▶ _TO DO_: Go through the entries below and write each one out exactly.

┌──

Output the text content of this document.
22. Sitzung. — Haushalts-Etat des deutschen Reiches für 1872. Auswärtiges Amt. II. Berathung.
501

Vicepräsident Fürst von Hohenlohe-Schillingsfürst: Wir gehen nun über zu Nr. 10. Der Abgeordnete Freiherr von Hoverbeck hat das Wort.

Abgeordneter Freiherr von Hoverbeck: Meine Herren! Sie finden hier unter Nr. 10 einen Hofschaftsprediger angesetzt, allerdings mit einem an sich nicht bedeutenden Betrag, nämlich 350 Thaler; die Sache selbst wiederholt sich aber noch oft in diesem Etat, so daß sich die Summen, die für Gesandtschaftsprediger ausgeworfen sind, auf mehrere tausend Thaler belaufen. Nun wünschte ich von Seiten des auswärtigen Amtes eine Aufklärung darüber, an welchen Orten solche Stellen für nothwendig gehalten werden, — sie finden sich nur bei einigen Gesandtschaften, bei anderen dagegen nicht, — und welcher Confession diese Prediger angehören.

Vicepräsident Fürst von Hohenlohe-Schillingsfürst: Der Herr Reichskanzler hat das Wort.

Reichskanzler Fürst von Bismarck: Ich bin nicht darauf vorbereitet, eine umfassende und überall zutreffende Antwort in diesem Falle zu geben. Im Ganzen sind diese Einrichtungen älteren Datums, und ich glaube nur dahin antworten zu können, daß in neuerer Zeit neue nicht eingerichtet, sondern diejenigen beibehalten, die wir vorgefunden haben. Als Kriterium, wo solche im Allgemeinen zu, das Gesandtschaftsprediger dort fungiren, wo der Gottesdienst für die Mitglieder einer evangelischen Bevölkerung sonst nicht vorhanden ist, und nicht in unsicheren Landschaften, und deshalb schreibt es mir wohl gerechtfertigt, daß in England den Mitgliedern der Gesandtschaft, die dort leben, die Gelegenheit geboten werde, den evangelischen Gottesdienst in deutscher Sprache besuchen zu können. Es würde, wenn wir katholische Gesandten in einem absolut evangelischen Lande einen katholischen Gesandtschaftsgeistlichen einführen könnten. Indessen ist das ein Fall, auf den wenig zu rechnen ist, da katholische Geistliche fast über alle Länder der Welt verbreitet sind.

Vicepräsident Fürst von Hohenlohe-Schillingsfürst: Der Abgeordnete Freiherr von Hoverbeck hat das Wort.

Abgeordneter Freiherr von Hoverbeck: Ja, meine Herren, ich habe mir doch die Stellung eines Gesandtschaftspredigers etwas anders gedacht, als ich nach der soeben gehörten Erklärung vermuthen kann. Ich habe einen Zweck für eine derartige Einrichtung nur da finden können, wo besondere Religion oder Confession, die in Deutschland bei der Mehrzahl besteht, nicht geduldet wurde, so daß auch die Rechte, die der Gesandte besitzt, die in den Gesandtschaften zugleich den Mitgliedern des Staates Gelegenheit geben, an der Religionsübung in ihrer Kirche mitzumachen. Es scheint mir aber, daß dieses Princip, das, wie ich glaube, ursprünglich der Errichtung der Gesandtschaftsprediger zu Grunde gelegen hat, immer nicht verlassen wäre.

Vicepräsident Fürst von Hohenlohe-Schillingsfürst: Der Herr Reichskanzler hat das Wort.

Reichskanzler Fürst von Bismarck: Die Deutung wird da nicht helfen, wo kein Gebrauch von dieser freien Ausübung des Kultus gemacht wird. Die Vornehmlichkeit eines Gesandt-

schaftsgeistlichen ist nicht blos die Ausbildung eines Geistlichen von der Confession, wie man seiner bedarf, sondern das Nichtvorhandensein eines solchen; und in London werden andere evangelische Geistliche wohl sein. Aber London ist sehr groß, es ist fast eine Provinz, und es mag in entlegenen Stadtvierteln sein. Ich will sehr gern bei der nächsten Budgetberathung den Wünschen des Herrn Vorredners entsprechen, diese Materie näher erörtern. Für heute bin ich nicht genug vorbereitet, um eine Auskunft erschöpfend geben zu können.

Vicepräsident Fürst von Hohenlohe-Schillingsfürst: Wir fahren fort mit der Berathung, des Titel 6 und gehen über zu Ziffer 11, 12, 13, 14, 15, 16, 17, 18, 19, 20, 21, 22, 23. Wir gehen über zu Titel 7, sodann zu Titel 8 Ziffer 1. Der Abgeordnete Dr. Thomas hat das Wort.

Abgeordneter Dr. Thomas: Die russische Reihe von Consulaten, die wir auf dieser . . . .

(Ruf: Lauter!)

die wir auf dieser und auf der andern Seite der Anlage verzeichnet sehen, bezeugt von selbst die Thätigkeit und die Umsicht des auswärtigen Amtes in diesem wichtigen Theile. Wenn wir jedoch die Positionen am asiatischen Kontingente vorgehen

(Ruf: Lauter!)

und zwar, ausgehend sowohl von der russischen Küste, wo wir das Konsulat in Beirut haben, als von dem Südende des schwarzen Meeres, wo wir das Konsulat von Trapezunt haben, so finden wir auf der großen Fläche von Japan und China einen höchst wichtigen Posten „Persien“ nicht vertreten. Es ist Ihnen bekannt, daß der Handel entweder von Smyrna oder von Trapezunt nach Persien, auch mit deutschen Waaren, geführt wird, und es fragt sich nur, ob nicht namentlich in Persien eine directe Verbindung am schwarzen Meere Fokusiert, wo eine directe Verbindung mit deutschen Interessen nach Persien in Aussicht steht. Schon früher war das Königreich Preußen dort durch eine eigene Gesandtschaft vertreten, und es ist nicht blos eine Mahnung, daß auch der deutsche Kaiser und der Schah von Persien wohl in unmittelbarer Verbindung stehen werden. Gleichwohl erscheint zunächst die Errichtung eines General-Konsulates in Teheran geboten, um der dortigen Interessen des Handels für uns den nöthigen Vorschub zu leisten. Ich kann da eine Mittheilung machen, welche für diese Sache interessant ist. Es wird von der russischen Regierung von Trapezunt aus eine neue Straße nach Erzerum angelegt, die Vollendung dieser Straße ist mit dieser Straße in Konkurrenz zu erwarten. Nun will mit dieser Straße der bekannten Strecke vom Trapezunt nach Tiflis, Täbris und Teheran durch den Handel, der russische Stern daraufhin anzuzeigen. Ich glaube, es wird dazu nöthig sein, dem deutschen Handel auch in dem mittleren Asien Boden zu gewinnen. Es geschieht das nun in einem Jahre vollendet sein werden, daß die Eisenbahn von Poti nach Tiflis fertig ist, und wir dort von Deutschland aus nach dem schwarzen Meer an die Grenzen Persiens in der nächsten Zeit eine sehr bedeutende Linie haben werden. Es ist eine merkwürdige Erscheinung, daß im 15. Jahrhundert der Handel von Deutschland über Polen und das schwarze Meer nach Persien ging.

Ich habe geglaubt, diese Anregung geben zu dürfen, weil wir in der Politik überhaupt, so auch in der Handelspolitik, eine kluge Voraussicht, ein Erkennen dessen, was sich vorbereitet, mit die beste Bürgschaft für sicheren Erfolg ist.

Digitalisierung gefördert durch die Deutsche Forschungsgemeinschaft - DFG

└──

▶ _OUTPUT FOR THIS EXERCISE_:
Output the text content of this document.
22. Sitzung. — Haushalts-Etat des deutschen Reiches für 1872. Auswärtiges Amt. II. Berathung.
501

Vicepräsident Fürst von Hohenlohe-Schillingsfürst: Wir gehen nun über zu Nr. 10. Der Abgeordnete Freiherr von Hoverbeck hat das Wort.

Abgeordneter Freiherr von Hoverbeck: Meine Herren! Sie finden hier unter Nr. 10 einen Hofschaftsprediger angesetzt, allerdings mit einem an sich nicht bedeutenden Betrag, nämlich 350 Thaler; die Sache selbst wiederholt sich aber noch oft in diesem Etat, so daß sich die Summen, die für Gesandtschaftsprediger ausgeworfen sind, auf mehrere tausend Thaler belaufen. Nun wünschte ich von Seiten des auswärtigen Amtes eine Aufklärung darüber, an welchen Orten solche Stellen für nothwendig gehalten werden, — sie finden sich nur bei einigen Gesandtschaften, bei anderen dagegen nicht, — und welcher Confession diese Prediger angehören.

Vicepräsident Fürst von Hohenlohe-Schillingsfürst: Der Herr Reichskanzler hat das Wort.

Reichskanzler Fürst von Bismarck: Ich bin nicht darauf vorbereitet, eine umfassende und überall zutreffende Antwort in diesem Falle zu geben. Im Ganzen sind diese Einrichtungen älteren Datums, und ich glaube nur dahin antworten zu können, daß in neuerer Zeit neue nicht eingerichtet, sondern diejenigen beibehalten, die wir vorgefunden haben. Als Kriterium, wo solche im Allgemeinen zu, das Gesandtschaftsprediger dort fungiren, wo der Gottesdienst für die Mitglieder einer evangelischen Bevölkerung sonst nicht vorhanden ist, und nicht in unsicheren Landschaften, und deshalb schreibt es mir wohl gerechtfertigt, daß in England den Mitgliedern der Gesandtschaft, die dort leben, die Gelegenheit geboten werde, den evangelischen Gottesdienst in deutscher Sprache besuchen zu können. Es würde, wenn wir katholische Gesandten in einem absolut evangelischen Lande einen katholischen Gesandtschaftsgeistlichen einführen könnten. Indessen ist das ein Fall, auf den wenig zu rechnen ist, da katholische Geistliche fast über alle Länder der Welt verbreitet sind.

Vicepräsident Fürst von Hohenlohe-Schillingsfürst: Der Abgeordnete Freiherr von Hoverbeck hat das Wort.

Abgeordneter Freiherr von Hoverbeck: Ja, meine Herren, ich habe mir doch die Stellung eines Gesandtschaftspredigers etwas anders gedacht, als ich nach der soeben gehörten Erklärung vermuthen kann. Ich habe einen Zweck für eine derartige Einrichtung nur da finden können, wo besondere Religion oder Confession, die in Deutschland bei der Mehrzahl besteht, nicht geduldet wurde, so daß auch die Rechte, die der Gesandte besitzt, die in den Gesandtschaften zugleich den Mitgliedern des Staates Gelegenheit geben, an der Religionsübung in ihrer Kirche mitzumachen. Es scheint mir aber, daß dieses Princip, das, wie ich glaube, ursprünglich der Errichtung der Gesandtschaftsprediger zu Grunde gelegen hat, immer nicht verlassen wäre.

Vicepräsident Fürst von Hohenlohe-Schillingsfürst: Der Herr Reichskanzler hat das Wort.

Reichskanzler Fürst von Bismarck: Die Deutung wird da nicht helfen, wo kein Gebrauch von dieser freien Ausübung des Kultus gemacht wird. Die Vornehmlichkeit eines Gesandt-

schaftsgeistlichen ist nicht blos die Ausbildung eines Geistlichen von der Confession, wie man seiner bedarf, sondern das Nichtvorhandensein eines solchen; und in London werden andere evangelische Geistliche wohl sein. Aber London ist sehr groß, es ist fast eine Provinz, und es mag in entlegenen Stadtvierteln sein. Ich will sehr gern bei der nächsten Budgetberathung den Wünschen des Herrn Vorredners entsprechen, diese Materie näher erörtern. Für heute bin ich nicht genug vorbereitet, um eine Auskunft erschöpfend geben zu können.

Vicepräsident Fürst von Hohenlohe-Schillingsfürst: Wir fahren fort mit der Berathung, des Titel 6 und gehen über zu Ziffer 11, 12, 13, 14, 15, 16, 17, 18, 19, 20, 21, 22, 23. Wir gehen über zu Titel 7, sodann zu Titel 8 Ziffer 1. Der Abgeordnete Dr. Thomas hat das Wort.

Abgeordneter Dr. Thomas: Die russische Reihe von Consulaten, die wir auf dieser . . . .

(Ruf: Lauter!)

die wir auf dieser und auf der andern Seite der Anlage verzeichnet sehen, bezeugt von selbst die Thätigkeit und die Umsicht des auswärtigen Amtes in diesem wichtigen Theile. Wenn wir jedoch die Positionen am asiatischen Kontingente vorgehen

(Ruf: Lauter!)

und zwar, ausgehend sowohl von der russischen Küste, wo wir das Konsulat in Beirut haben, als von dem Südende des schwarzen Meeres, wo wir das Konsulat von Trapezunt haben, so finden wir auf der großen Fläche von Japan und China einen höchst wichtigen Posten „Persien“ nicht vertreten. Es ist Ihnen bekannt, daß der Handel entweder von Smyrna oder von Trapezunt nach Persien, auch mit deutschen Waaren, geführt wird, und es fragt sich nur, ob nicht namentlich in Persien eine directe Verbindung am schwarzen Meere Fokusiert, wo eine directe Verbindung mit deutschen Interessen nach Persien in Aussicht steht. Schon früher war das Königreich Preußen dort durch eine eigene Gesandtschaft vertreten, und es ist nicht blos eine Mahnung, daß auch der deutsche Kaiser und der Schah von Persien wohl in unmittelbarer Verbindung stehen werden. Gleichwohl erscheint zunächst die Errichtung eines General-Konsulates in Teheran geboten, um der dortigen Interessen des Handels für uns den nöthigen Vorschub zu leisten. Ich kann da eine Mittheilung machen, welche für diese Sache interessant ist. Es wird von der russischen Regierung von Trapezunt aus eine neue Straße nach Erzerum angelegt, die Vollendung dieser Straße ist mit dieser Straße in Konkurrenz zu erwarten. Nun will mit dieser Straße der bekannten Strecke vom Trapezunt nach Tiflis, Täbris und Teheran durch den Handel, der russische Stern daraufhin anzuzeigen. Ich glaube, es wird dazu nöthig sein, dem deutschen Handel auch in dem mittleren Asien Boden zu gewinnen. Es geschieht das nun in einem Jahre vollendet sein werden, daß die Eisenbahn von Poti nach Tiflis fertig ist, und wir dort von Deutschland aus nach dem schwarzen Meer an die Grenzen Persiens in der nächsten Zeit eine sehr bedeutende Linie haben werden. Es ist eine merkwürdige Erscheinung, daß im 15. Jahrhundert der Handel von Deutschland über Polen und das schwarze Meer nach Persien ging.

Ich habe geglaubt, diese Anregung geben zu dürfen, weil wir in der Politik überhaupt, so auch in der Handelspolitik, eine kluge Voraussicht, ein Erkennen dessen, was sich vorbereitet, mit die beste Bürgschaft für sicheren Erfolg ist.

Digitalisierung gefördert durch die Deutsche Forschungsgemeinschaft - DFG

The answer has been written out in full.